● TASK REQUIREMENTS
Scan the entries below for the word "name". Copy each line that has it.

━━━━━━━━

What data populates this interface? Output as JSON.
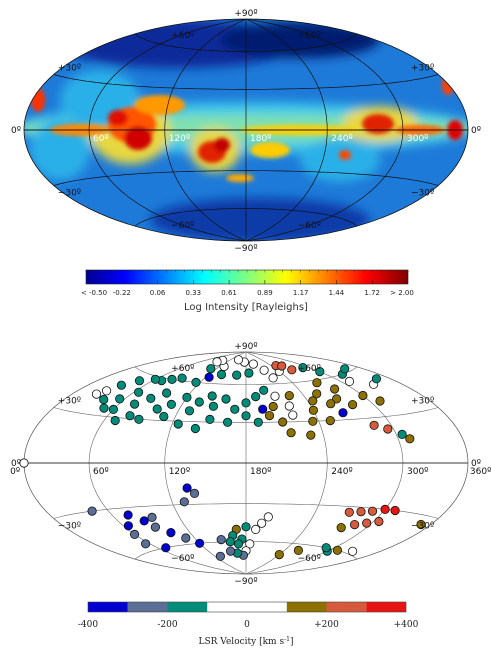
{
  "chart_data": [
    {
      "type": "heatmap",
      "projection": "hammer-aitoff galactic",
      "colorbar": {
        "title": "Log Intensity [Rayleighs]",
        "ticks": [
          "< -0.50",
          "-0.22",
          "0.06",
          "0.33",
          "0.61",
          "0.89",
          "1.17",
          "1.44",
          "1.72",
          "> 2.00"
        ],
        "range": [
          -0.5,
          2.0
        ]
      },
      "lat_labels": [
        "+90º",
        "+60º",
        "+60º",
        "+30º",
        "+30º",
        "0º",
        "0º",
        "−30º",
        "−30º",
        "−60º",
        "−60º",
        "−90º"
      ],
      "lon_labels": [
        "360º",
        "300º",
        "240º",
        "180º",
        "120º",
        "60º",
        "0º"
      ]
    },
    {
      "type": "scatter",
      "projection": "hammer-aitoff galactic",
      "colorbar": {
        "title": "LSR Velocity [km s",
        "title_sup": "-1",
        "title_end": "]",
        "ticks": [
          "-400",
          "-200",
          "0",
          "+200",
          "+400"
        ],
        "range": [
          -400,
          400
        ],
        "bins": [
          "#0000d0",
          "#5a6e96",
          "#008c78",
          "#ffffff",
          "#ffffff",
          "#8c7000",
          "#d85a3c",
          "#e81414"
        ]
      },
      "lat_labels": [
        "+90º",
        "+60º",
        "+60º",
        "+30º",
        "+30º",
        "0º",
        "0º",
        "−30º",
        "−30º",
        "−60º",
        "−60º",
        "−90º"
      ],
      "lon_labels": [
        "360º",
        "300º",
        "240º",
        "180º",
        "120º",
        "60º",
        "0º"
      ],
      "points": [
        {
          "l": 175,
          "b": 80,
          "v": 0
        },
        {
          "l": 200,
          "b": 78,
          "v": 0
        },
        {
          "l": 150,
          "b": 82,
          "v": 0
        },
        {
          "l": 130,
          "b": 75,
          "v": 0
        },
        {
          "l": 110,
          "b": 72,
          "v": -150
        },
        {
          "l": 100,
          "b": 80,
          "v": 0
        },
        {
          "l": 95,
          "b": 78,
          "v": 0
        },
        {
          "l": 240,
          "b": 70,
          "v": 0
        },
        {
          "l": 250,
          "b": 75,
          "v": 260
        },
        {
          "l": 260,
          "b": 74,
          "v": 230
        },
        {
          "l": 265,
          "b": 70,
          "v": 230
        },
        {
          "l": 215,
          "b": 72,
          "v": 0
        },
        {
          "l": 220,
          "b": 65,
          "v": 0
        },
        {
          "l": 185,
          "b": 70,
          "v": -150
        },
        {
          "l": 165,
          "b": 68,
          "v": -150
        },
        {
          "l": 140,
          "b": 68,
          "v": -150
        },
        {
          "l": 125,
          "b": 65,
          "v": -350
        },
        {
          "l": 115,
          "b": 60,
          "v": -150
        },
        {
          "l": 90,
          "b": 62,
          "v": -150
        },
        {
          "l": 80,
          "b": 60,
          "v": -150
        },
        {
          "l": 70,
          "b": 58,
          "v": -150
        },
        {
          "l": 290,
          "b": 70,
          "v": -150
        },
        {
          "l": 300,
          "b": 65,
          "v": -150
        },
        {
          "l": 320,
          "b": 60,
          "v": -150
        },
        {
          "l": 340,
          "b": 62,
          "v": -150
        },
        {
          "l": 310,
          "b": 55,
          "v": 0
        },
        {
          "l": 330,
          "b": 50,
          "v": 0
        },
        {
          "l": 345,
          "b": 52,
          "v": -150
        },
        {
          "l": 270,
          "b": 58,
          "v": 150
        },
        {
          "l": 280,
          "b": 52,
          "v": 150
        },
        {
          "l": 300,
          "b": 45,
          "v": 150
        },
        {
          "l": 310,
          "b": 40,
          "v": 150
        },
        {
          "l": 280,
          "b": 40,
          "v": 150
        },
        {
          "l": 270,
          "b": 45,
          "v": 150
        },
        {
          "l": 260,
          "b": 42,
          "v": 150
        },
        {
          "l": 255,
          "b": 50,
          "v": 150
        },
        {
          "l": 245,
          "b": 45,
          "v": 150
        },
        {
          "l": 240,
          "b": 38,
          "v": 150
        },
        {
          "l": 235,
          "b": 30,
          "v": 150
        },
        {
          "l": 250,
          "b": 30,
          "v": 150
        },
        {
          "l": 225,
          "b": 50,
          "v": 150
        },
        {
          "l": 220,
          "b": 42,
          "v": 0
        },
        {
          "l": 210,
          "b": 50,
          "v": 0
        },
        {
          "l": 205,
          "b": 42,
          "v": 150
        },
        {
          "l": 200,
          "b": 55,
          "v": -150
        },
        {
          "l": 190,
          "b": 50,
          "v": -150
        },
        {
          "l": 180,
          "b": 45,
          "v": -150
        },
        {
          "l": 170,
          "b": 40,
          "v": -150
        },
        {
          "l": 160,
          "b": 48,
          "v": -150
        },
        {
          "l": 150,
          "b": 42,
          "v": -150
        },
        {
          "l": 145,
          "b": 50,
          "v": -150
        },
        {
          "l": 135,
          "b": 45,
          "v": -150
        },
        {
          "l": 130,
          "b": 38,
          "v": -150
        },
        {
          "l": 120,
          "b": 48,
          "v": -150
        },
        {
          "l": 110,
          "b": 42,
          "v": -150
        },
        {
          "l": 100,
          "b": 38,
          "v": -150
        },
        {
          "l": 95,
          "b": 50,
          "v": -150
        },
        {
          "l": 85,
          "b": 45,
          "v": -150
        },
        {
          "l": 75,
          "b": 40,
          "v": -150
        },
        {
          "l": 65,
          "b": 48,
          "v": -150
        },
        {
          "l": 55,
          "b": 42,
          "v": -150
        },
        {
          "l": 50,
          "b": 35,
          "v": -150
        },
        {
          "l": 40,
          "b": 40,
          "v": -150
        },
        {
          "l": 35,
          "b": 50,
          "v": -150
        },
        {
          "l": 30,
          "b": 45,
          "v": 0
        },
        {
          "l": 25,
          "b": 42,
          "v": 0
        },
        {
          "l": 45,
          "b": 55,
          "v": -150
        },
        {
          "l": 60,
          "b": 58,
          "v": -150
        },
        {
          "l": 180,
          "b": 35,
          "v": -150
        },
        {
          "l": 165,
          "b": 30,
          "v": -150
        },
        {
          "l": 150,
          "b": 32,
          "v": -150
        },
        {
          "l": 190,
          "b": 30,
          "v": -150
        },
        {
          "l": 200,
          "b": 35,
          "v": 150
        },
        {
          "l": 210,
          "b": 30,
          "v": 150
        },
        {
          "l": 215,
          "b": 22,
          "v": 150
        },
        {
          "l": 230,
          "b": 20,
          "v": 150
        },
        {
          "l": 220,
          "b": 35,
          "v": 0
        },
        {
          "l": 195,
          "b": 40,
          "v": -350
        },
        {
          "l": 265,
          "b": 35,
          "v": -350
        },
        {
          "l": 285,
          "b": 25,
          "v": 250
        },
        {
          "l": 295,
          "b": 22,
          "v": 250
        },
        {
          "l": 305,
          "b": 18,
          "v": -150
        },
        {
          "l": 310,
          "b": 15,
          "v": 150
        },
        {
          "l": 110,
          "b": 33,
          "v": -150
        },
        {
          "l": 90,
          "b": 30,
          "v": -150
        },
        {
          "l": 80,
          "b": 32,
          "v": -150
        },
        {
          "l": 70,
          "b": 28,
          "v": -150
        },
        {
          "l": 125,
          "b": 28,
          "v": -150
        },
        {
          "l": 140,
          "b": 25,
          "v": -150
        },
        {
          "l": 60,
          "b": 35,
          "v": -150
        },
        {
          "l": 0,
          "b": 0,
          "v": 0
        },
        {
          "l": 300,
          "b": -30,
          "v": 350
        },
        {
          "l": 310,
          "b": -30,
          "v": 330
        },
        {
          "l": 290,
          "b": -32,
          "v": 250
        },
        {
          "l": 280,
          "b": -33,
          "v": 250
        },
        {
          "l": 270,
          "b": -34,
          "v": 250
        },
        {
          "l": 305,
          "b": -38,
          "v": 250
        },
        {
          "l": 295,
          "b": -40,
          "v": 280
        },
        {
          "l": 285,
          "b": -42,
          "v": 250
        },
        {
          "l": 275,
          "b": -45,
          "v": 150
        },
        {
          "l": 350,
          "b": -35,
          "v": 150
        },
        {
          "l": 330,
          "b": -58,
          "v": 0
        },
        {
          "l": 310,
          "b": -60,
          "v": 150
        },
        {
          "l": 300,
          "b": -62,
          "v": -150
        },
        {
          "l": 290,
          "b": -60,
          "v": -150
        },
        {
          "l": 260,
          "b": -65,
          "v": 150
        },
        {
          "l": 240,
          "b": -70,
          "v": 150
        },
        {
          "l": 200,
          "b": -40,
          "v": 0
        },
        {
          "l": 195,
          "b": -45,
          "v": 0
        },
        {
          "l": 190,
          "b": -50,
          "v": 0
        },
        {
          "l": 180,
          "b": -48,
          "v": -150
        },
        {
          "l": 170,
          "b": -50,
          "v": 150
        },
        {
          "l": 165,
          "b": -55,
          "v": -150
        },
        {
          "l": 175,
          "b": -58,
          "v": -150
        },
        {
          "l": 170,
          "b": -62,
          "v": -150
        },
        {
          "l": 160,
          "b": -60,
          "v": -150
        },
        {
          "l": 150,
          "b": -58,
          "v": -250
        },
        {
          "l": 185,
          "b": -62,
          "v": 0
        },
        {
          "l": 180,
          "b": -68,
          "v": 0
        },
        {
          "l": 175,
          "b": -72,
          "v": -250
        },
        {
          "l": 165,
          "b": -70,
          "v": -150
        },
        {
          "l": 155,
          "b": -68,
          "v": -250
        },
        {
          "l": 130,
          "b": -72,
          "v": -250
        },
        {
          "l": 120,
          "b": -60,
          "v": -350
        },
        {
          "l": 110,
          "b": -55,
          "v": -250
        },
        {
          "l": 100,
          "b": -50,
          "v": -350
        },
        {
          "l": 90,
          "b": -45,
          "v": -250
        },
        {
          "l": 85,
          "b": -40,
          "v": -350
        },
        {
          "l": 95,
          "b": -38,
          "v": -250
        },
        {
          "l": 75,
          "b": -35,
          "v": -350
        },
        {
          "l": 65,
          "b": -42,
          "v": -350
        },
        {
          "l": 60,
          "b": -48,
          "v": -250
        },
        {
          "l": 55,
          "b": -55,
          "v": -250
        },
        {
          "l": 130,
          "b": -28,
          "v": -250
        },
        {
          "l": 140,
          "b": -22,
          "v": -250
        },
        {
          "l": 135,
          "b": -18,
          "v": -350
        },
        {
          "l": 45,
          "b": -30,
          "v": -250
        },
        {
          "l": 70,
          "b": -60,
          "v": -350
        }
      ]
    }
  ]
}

━━━━━━━━

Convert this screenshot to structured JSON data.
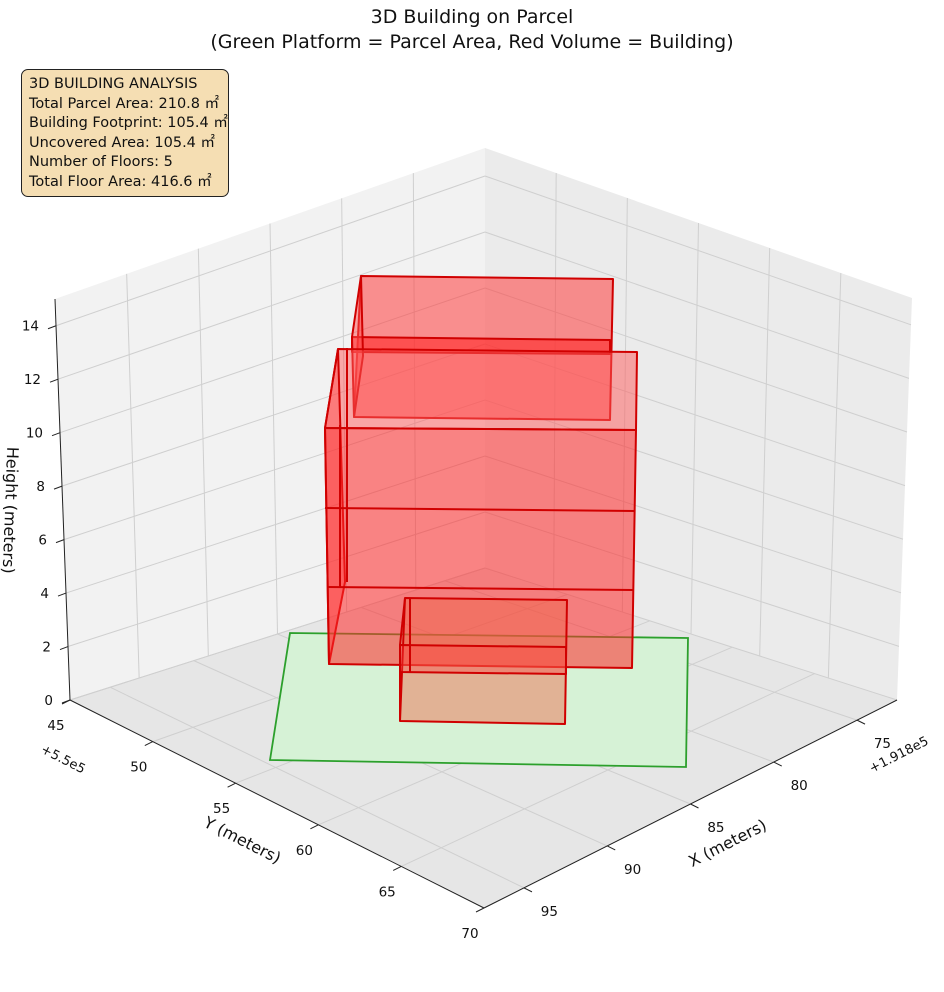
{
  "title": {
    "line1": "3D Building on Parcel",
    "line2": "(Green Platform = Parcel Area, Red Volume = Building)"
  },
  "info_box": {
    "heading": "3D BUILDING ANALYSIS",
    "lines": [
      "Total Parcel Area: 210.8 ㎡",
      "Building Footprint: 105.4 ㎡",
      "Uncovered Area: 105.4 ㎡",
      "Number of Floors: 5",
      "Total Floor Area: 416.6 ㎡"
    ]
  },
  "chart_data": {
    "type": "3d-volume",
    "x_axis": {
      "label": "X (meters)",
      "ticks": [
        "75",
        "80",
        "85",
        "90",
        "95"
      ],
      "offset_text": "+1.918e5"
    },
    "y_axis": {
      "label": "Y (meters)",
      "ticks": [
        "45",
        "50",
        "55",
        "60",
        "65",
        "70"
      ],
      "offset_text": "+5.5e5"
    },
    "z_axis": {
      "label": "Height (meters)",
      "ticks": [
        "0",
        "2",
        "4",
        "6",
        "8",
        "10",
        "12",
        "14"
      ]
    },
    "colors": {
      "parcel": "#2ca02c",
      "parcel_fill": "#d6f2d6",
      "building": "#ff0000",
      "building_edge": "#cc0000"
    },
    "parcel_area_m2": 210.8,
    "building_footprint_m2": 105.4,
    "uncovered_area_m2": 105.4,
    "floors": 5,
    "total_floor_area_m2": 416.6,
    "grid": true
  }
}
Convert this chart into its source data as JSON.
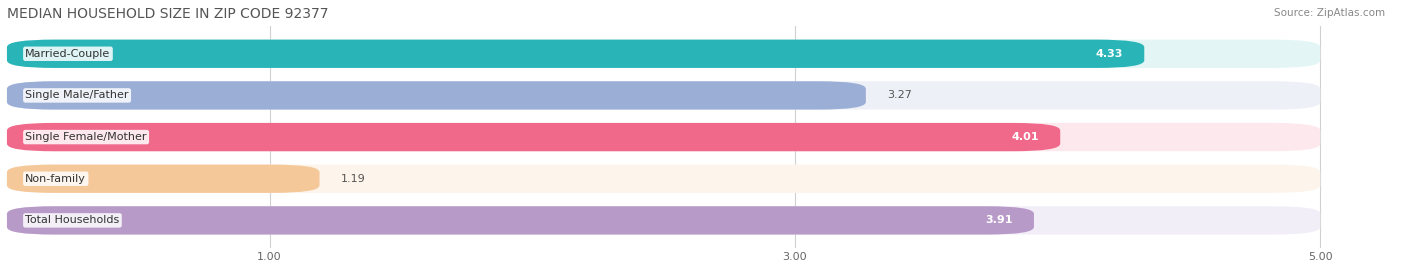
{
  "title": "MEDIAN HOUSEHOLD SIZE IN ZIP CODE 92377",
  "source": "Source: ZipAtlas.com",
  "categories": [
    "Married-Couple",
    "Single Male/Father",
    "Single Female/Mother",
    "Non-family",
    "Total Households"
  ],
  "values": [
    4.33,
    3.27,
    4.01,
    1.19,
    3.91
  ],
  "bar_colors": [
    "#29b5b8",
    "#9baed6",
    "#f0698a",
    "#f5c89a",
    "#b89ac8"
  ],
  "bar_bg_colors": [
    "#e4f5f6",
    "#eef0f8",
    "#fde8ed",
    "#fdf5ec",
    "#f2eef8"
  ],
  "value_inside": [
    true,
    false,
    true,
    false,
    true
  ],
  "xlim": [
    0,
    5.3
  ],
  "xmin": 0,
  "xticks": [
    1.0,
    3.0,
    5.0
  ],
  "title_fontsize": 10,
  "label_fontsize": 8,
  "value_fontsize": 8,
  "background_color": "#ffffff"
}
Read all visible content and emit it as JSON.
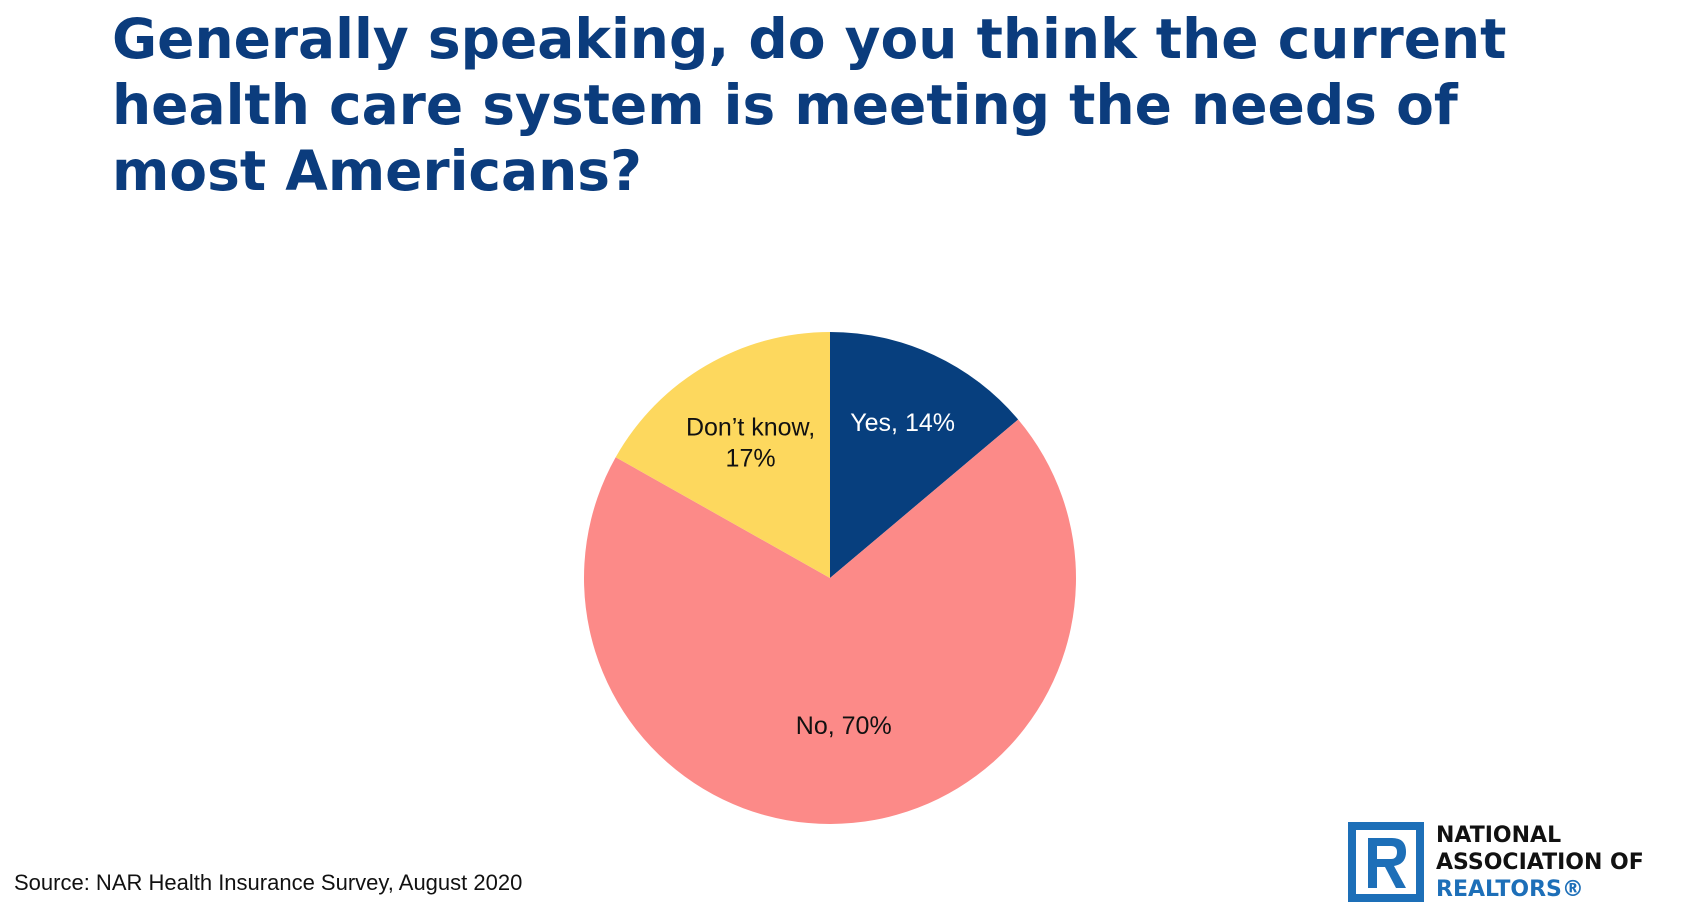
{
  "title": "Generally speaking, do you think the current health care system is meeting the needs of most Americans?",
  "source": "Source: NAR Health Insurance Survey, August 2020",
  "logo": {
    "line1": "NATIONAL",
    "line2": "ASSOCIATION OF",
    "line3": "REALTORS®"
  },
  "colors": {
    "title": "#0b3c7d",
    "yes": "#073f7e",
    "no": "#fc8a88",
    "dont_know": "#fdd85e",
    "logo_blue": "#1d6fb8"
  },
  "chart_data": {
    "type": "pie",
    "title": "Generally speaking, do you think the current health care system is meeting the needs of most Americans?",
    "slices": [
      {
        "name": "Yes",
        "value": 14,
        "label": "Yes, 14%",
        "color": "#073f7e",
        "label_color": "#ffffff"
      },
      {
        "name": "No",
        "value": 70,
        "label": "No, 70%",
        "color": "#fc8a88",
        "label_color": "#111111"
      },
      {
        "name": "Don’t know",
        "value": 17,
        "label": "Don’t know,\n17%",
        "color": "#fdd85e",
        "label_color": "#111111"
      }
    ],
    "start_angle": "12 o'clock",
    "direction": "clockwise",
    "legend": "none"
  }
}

━━━━━━━━

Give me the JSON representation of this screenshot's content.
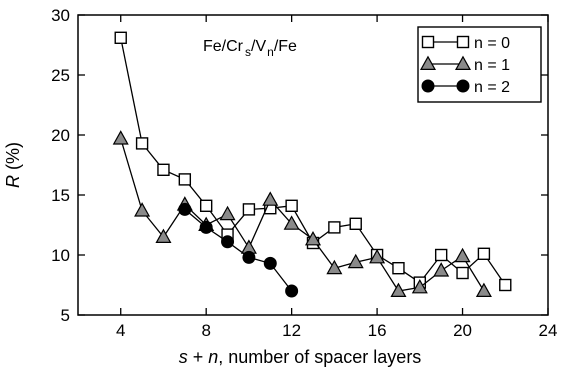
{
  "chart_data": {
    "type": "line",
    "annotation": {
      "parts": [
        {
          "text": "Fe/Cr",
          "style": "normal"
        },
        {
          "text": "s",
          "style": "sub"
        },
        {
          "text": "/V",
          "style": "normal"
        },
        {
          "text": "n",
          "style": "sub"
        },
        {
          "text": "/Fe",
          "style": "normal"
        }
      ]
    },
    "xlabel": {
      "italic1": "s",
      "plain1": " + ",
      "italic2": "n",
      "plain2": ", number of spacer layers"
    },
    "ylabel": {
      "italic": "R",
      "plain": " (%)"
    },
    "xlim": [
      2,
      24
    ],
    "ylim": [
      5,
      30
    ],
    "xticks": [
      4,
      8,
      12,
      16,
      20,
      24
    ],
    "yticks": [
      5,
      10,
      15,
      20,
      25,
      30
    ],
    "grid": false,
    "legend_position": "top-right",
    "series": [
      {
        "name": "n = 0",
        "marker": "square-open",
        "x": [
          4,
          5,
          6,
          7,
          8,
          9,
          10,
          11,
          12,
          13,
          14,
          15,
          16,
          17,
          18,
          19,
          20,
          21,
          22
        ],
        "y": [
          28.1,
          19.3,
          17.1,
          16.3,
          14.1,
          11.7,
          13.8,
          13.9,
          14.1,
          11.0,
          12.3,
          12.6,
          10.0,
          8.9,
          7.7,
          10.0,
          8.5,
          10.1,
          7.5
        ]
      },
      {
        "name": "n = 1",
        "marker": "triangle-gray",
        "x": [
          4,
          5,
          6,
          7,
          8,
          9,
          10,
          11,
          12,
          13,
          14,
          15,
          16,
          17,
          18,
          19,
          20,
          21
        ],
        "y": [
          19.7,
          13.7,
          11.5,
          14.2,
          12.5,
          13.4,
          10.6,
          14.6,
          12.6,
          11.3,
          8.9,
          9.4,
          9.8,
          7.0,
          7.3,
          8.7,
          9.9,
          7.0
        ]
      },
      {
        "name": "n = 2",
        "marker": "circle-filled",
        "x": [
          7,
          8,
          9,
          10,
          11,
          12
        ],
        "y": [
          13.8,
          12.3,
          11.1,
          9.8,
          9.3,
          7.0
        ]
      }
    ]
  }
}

━━━━━━━━

● CORRECT RESULT
        "name": "Yes",
        "name": "No",
        "name": "Don’t know",
        "name": "n = 0",
        "name": "n = 1",
        "name": "n = 2",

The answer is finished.